SHORT EXERCISE
Return each line of the data below verbatim; pictures are to be left out.

Dataset items
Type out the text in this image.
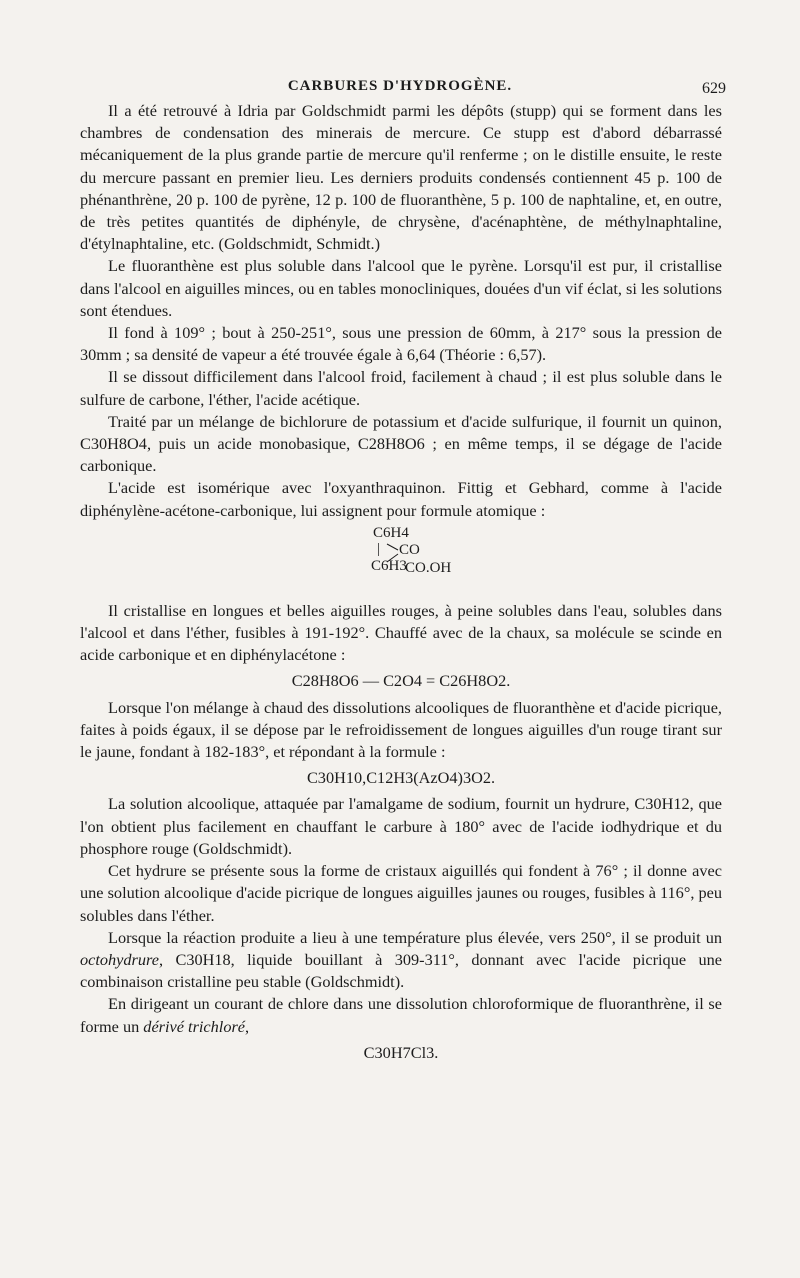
CARBURES D'HYDROGÈNE.	629

Il a été retrouvé à Idria par Goldschmidt parmi les dépôts (stupp) qui se forment dans les chambres de condensation des minerais de mercure. Ce stupp est d'abord débarrassé mécaniquement de la plus grande partie de mercure qu'il renferme ; on le distille ensuite, le reste du mercure passant en premier lieu. Les derniers produits condensés contiennent 45 p. 100 de phénanthrène, 20 p. 100 de pyrène, 12 p. 100 de fluoranthène, 5 p. 100 de naphtaline, et, en outre, de très petites quantités de diphényle, de chrysène, d'acénaphtène, de méthylnaphtaline, d'étylnaphtaline, etc. (Goldschmidt, Schmidt.)

Le fluoranthène est plus soluble dans l'alcool que le pyrène. Lorsqu'il est pur, il cristallise dans l'alcool en aiguilles minces, ou en tables monocliniques, douées d'un vif éclat, si les solutions sont étendues.

Il fond à 109° ; bout à 250-251°, sous une pression de 60mm, à 217° sous la pression de 30mm ; sa densité de vapeur a été trouvée égale à 6,64 (Théorie : 6,57).

Il se dissout difficilement dans l'alcool froid, facilement à chaud ; il est plus soluble dans le sulfure de carbone, l'éther, l'acide acétique.

Traité par un mélange de bichlorure de potassium et d'acide sulfurique, il fournit un quinon, C30H8O4, puis un acide monobasique, C28H8O6 ; en même temps, il se dégage de l'acide carbonique.

L'acide est isomérique avec l'oxyanthraquinon. Fittig et Gebhard, comme à l'acide diphénylène-acétone-carbonique, lui assignent pour formule atomique :

C6H4
| CO
C6H3
CO.OH

Il cristallise en longues et belles aiguilles rouges, à peine solubles dans l'eau, solubles dans l'alcool et dans l'éther, fusibles à 191-192°. Chauffé avec de la chaux, sa molécule se scinde en acide carbonique et en diphénylacétone :

C28H8O6 — C2O4 = C26H8O2.

Lorsque l'on mélange à chaud des dissolutions alcooliques de fluoranthène et d'acide picrique, faites à poids égaux, il se dépose par le refroidissement de longues aiguilles d'un rouge tirant sur le jaune, fondant à 182-183°, et répondant à la formule :

C30H10,C12H3(AzO4)3O2.

La solution alcoolique, attaquée par l'amalgame de sodium, fournit un hydrure, C30H12, que l'on obtient plus facilement en chauffant le carbure à 180° avec de l'acide iodhydrique et du phosphore rouge (Goldschmidt).

Cet hydrure se présente sous la forme de cristaux aiguillés qui fondent à 76° ; il donne avec une solution alcoolique d'acide picrique de longues aiguilles jaunes ou rouges, fusibles à 116°, peu solubles dans l'éther.

Lorsque la réaction produite a lieu à une température plus élevée, vers 250°, il se produit un octohydrure, C30H18, liquide bouillant à 309-311°, donnant avec l'acide picrique une combinaison cristalline peu stable (Goldschmidt).

En dirigeant un courant de chlore dans une dissolution chloroformique de fluoranthrène, il se forme un dérivé trichloré,

C30H7Cl3.
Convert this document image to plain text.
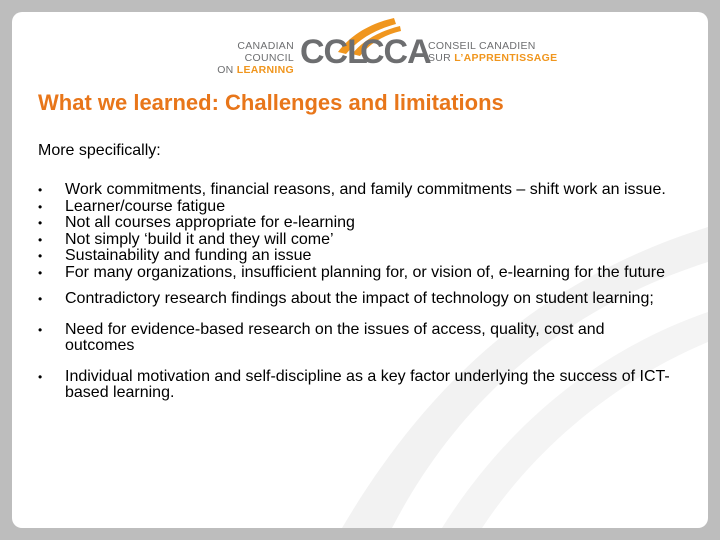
CANADIAN COUNCIL
ON LEARNING CCL
CCA
CONSEIL CANADIEN
SUR L’APPRENTISSAGE
What we learned: Challenges and limitations
More specifically:
• Work commitments, financial reasons, and family commitments – shift work an issue.
• Learner/course fatigue
• Not all courses appropriate for e-learning
• Not simply ‘build it and they will come’
• Sustainability and funding an issue
• For many organizations, insufficient planning for, or vision of, e-learning for the future
• Contradictory research findings about the impact of technology on student learning;
• Need for evidence-based research on the issues of access, quality, cost and outcomes
• Individual motivation and self-discipline as a key factor underlying the success of ICT-based learning.
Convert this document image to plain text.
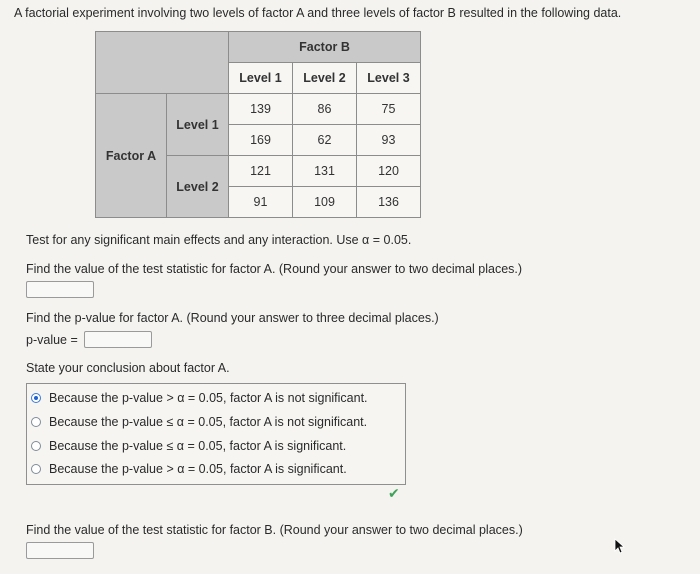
A factorial experiment involving two levels of factor A and three levels of factor B resulted in the following data.
		Factor B		
		Level 1	Level 2	Level 3
Factor A	Level 1	139	86	75
		169	62	93
	Level 2	121	131	120
		91	109	136
Test for any significant main effects and any interaction. Use α = 0.05.
Find the value of the test statistic for factor A. (Round your answer to two decimal places.)
Find the p-value for factor A. (Round your answer to three decimal places.)
p-value =
State your conclusion about factor A.
Because the p-value > α = 0.05, factor A is not significant.
Because the p-value ≤ α = 0.05, factor A is not significant.
Because the p-value ≤ α = 0.05, factor A is significant.
Because the p-value > α = 0.05, factor A is significant.
✔
Find the value of the test statistic for factor B. (Round your answer to two decimal places.)
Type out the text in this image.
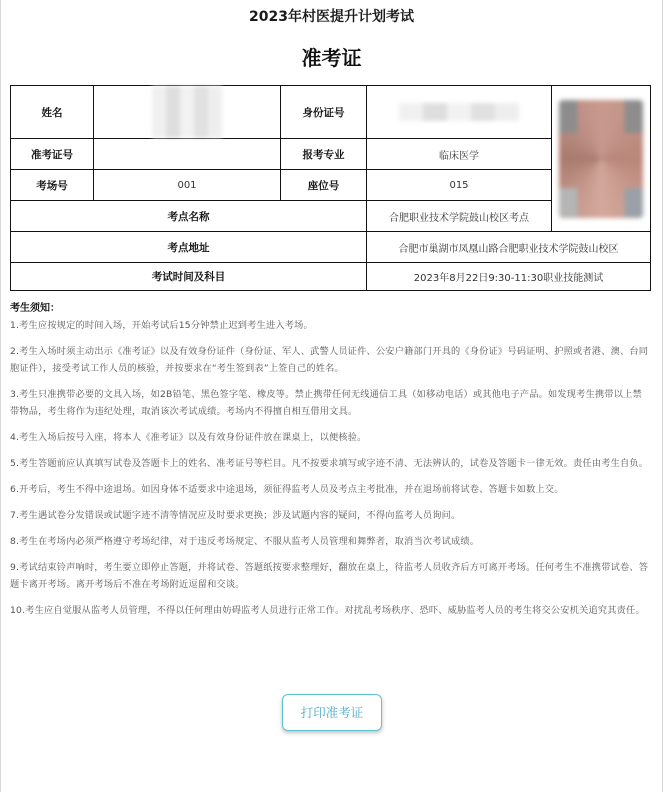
2023年村医提升计划考试
准考证
姓名		身份证号		

准考证号		报考专业	临床医学	
考场号	001	座位号	015	
考点名称			合肥职业技术学院鼓山校区考点	
考点地址			合肥市巢湖市凤凰山路合肥职业技术学院鼓山校区	
考试时间及科目			2023年8月22日9:30-11:30职业技能测试	
考生须知：

1.考生应按规定的时间入场，开始考试后15分钟禁止迟到考生进入考场。

2.考生入场时须主动出示《准考证》以及有效身份证件（身份证、军人、武警人员证件、公安户籍部门开具的《身份证》号码证明、护照或者港、澳、台同胞证件），接受考试工作人员的核验，并按要求在“考生签到表”上签自己的姓名。

3.考生只准携带必要的文具入场，如2B铅笔、黑色签字笔、橡皮等。禁止携带任何无线通信工具（如移动电话）或其他电子产品。如发现考生携带以上禁带物品，考生将作为违纪处理，取消该次考试成绩。考场内不得擅自相互借用文具。

4.考生入场后按号入座，将本人《准考证》以及有效身份证件放在课桌上，以便核验。

5.考生答题前应认真填写试卷及答题卡上的姓名、准考证号等栏目。凡不按要求填写或字迹不清、无法辨认的，试卷及答题卡一律无效。责任由考生自负。

6.开考后，考生不得中途退场。如因身体不适要求中途退场，须征得监考人员及考点主考批准，并在退场前将试卷、答题卡如数上交。

7.考生遇试卷分发错误或试题字迹不清等情况应及时要求更换；涉及试题内容的疑问，不得向监考人员询问。

8.考生在考场内必须严格遵守考场纪律，对于违反考场规定、不服从监考人员管理和舞弊者，取消当次考试成绩。

9.考试结束铃声响时，考生要立即停止答题，并将试卷、答题纸按要求整理好，翻放在桌上，待监考人员收齐后方可离开考场。任何考生不准携带试卷、答题卡离开考场。离开考场后不准在考场附近逗留和交谈。

10.考生应自觉服从监考人员管理，不得以任何理由妨碍监考人员进行正常工作。对扰乱考场秩序、恐吓、威胁监考人员的考生将交公安机关追究其责任。

打印准考证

EXERCISE RESPONSE
Type out the text in this image.
CARBURES D'HYDROGÈNE.	629

Il a été retrouvé à Idria par Goldschmidt parmi les dépôts (stupp) qui se forment dans les chambres de condensation des minerais de mercure. Ce stupp est d'abord débarrassé mécaniquement de la plus grande partie de mercure qu'il renferme ; on le distille ensuite, le reste du mercure passant en premier lieu. Les derniers produits condensés contiennent 45 p. 100 de phénanthrène, 20 p. 100 de pyrène, 12 p. 100 de fluoranthène, 5 p. 100 de naphtaline, et, en outre, de très petites quantités de diphényle, de chrysène, d'acénaphtène, de méthylnaphtaline, d'étylnaphtaline, etc. (Goldschmidt, Schmidt.)

Le fluoranthène est plus soluble dans l'alcool que le pyrène. Lorsqu'il est pur, il cristallise dans l'alcool en aiguilles minces, ou en tables monocliniques, douées d'un vif éclat, si les solutions sont étendues.

Il fond à 109° ; bout à 250-251°, sous une pression de 60mm, à 217° sous la pression de 30mm ; sa densité de vapeur a été trouvée égale à 6,64 (Théorie : 6,57).

Il se dissout difficilement dans l'alcool froid, facilement à chaud ; il est plus soluble dans le sulfure de carbone, l'éther, l'acide acétique.

Traité par un mélange de bichlorure de potassium et d'acide sulfurique, il fournit un quinon, C30H8O4, puis un acide monobasique, C28H8O6 ; en même temps, il se dégage de l'acide carbonique.

L'acide est isomérique avec l'oxyanthraquinon. Fittig et Gebhard, comme à l'acide diphénylène-acétone-carbonique, lui assignent pour formule atomique :

C6H4
| CO
C6H3
CO.OH

Il cristallise en longues et belles aiguilles rouges, à peine solubles dans l'eau, solubles dans l'alcool et dans l'éther, fusibles à 191-192°. Chauffé avec de la chaux, sa molécule se scinde en acide carbonique et en diphénylacétone :

C28H8O6 — C2O4 = C26H8O2.

Lorsque l'on mélange à chaud des dissolutions alcooliques de fluoranthène et d'acide picrique, faites à poids égaux, il se dépose par le refroidissement de longues aiguilles d'un rouge tirant sur le jaune, fondant à 182-183°, et répondant à la formule :

C30H10,C12H3(AzO4)3O2.

La solution alcoolique, attaquée par l'amalgame de sodium, fournit un hydrure, C30H12, que l'on obtient plus facilement en chauffant le carbure à 180° avec de l'acide iodhydrique et du phosphore rouge (Goldschmidt).

Cet hydrure se présente sous la forme de cristaux aiguillés qui fondent à 76° ; il donne avec une solution alcoolique d'acide picrique de longues aiguilles jaunes ou rouges, fusibles à 116°, peu solubles dans l'éther.

Lorsque la réaction produite a lieu à une température plus élevée, vers 250°, il se produit un octohydrure, C30H18, liquide bouillant à 309-311°, donnant avec l'acide picrique une combinaison cristalline peu stable (Goldschmidt).

En dirigeant un courant de chlore dans une dissolution chloroformique de fluoranthrène, il se forme un dérivé trichloré,

C30H7Cl3.
Convert this document image to plain text.
CANADIAN COUNCIL
ON LEARNING CCL
CCA
CONSEIL CANADIEN
SUR L’APPRENTISSAGE
What we learned: Challenges and limitations
More specifically:
• Work commitments, financial reasons, and family commitments – shift work an issue.
• Learner/course fatigue
• Not all courses appropriate for e-learning
• Not simply ‘build it and they will come’
• Sustainability and funding an issue
• For many organizations, insufficient planning for, or vision of, e-learning for the future
• Contradictory research findings about the impact of technology on student learning;
• Need for evidence-based research on the issues of access, quality, cost and outcomes
• Individual motivation and self-discipline as a key factor underlying the success of ICT-based learning.
Convert this document image to plain text.
A factorial experiment involving two levels of factor A and three levels of factor B resulted in the following data.
		Factor B		
		Level 1	Level 2	Level 3
Factor A	Level 1	139	86	75
		169	62	93
	Level 2	121	131	120
		91	109	136
Test for any significant main effects and any interaction. Use α = 0.05.
Find the value of the test statistic for factor A. (Round your answer to two decimal places.)
Find the p-value for factor A. (Round your answer to three decimal places.)
p-value =
State your conclusion about factor A.
Because the p-value > α = 0.05, factor A is not significant.
Because the p-value ≤ α = 0.05, factor A is not significant.
Because the p-value ≤ α = 0.05, factor A is significant.
Because the p-value > α = 0.05, factor A is significant.
✔
Find the value of the test statistic for factor B. (Round your answer to two decimal places.)
Type out the text in this image.
2023年村医提升计划考试
准考证
姓名		身份证号		

准考证号		报考专业	临床医学	
考场号	001	座位号	015	
考点名称			合肥职业技术学院鼓山校区考点	
考点地址			合肥市巢湖市凤凰山路合肥职业技术学院鼓山校区	
考试时间及科目			2023年8月22日9:30-11:30职业技能测试	
考生须知：

1.考生应按规定的时间入场，开始考试后15分钟禁止迟到考生进入考场。

2.考生入场时须主动出示《准考证》以及有效身份证件（身份证、军人、武警人员证件、公安户籍部门开具的《身份证》号码证明、护照或者港、澳、台同胞证件），接受考试工作人员的核验，并按要求在“考生签到表”上签自己的姓名。

3.考生只准携带必要的文具入场，如2B铅笔、黑色签字笔、橡皮等。禁止携带任何无线通信工具（如移动电话）或其他电子产品。如发现考生携带以上禁带物品，考生将作为违纪处理，取消该次考试成绩。考场内不得擅自相互借用文具。

4.考生入场后按号入座，将本人《准考证》以及有效身份证件放在课桌上，以便核验。

5.考生答题前应认真填写试卷及答题卡上的姓名、准考证号等栏目。凡不按要求填写或字迹不清、无法辨认的，试卷及答题卡一律无效。责任由考生自负。

6.开考后，考生不得中途退场。如因身体不适要求中途退场，须征得监考人员及考点主考批准，并在退场前将试卷、答题卡如数上交。

7.考生遇试卷分发错误或试题字迹不清等情况应及时要求更换；涉及试题内容的疑问，不得向监考人员询问。

8.考生在考场内必须严格遵守考场纪律，对于违反考场规定、不服从监考人员管理和舞弊者，取消当次考试成绩。

9.考试结束铃声响时，考生要立即停止答题，并将试卷、答题纸按要求整理好，翻放在桌上，待监考人员收齐后方可离开考场。任何考生不准携带试卷、答题卡离开考场。离开考场后不准在考场附近逗留和交谈。

10.考生应自觉服从监考人员管理，不得以任何理由妨碍监考人员进行正常工作。对扰乱考场秩序、恐吓、威胁监考人员的考生将交公安机关追究其责任。

打印准考证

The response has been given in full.